--- begin Data supplied ---
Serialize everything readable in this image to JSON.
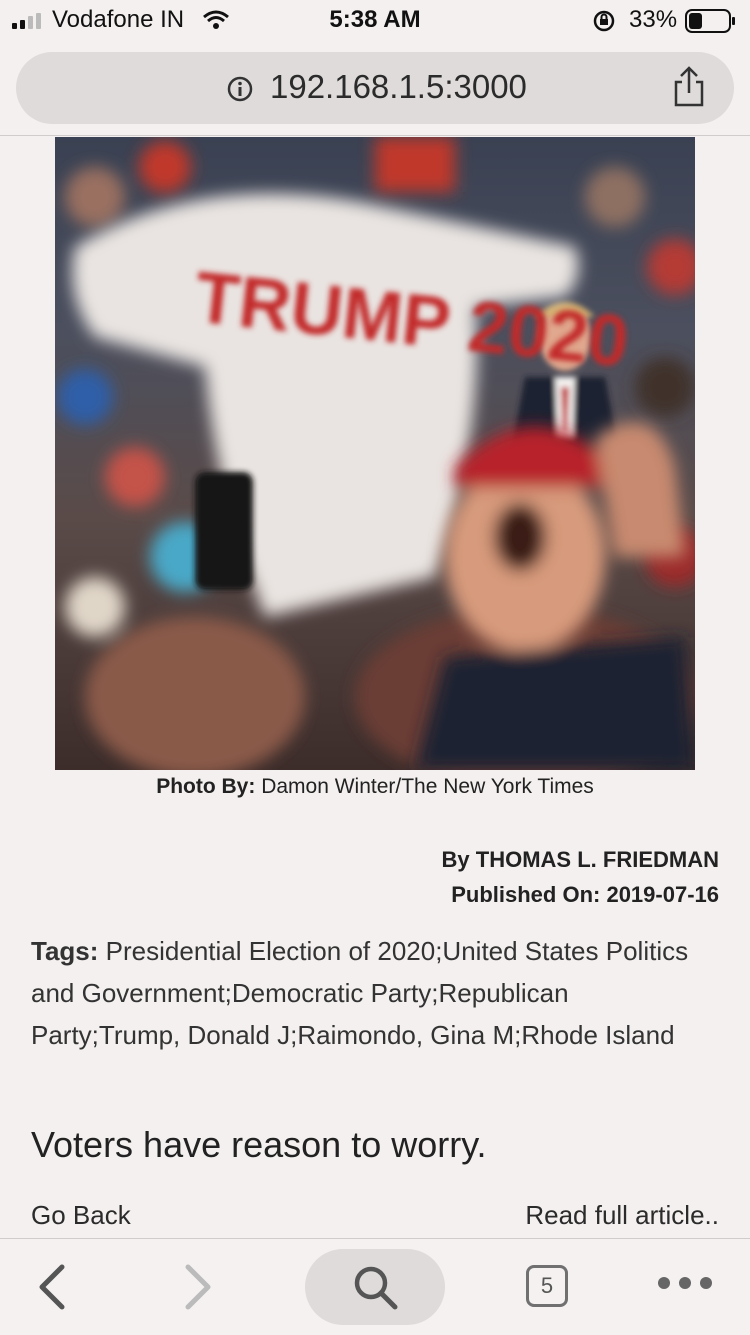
{
  "status_bar": {
    "carrier": "Vodafone IN",
    "time": "5:38 AM",
    "battery_percent": "33%",
    "battery_level": 0.33
  },
  "browser": {
    "url": "192.168.1.5:3000",
    "tab_count": "5"
  },
  "article": {
    "photo_overlay_text": "TRUMP 2020",
    "caption_label": "Photo By:",
    "caption_value": "Damon Winter/The New York Times",
    "byline": "By THOMAS L. FRIEDMAN",
    "published": "Published On: 2019-07-16",
    "tags_label": "Tags:",
    "tags_value": "Presidential Election of 2020;United States Politics and Government;Democratic Party;Republican Party;Trump, Donald J;Raimondo, Gina M;Rhode Island",
    "teaser": "Voters have reason to worry.",
    "go_back": "Go Back",
    "read_full": "Read full article.."
  },
  "icons": [
    "signal-icon",
    "wifi-icon",
    "orientation-lock-icon",
    "battery-icon",
    "info-icon",
    "share-icon",
    "back-arrow-icon",
    "forward-arrow-icon",
    "search-icon",
    "tabs-icon",
    "more-icon"
  ]
}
--- end Data supplied ---
What you have to do -> Look over the listing above. Pick out and copy every line that includes "article".

Output of the exercise ->
  "article": {
    "read_full": "Read full article.."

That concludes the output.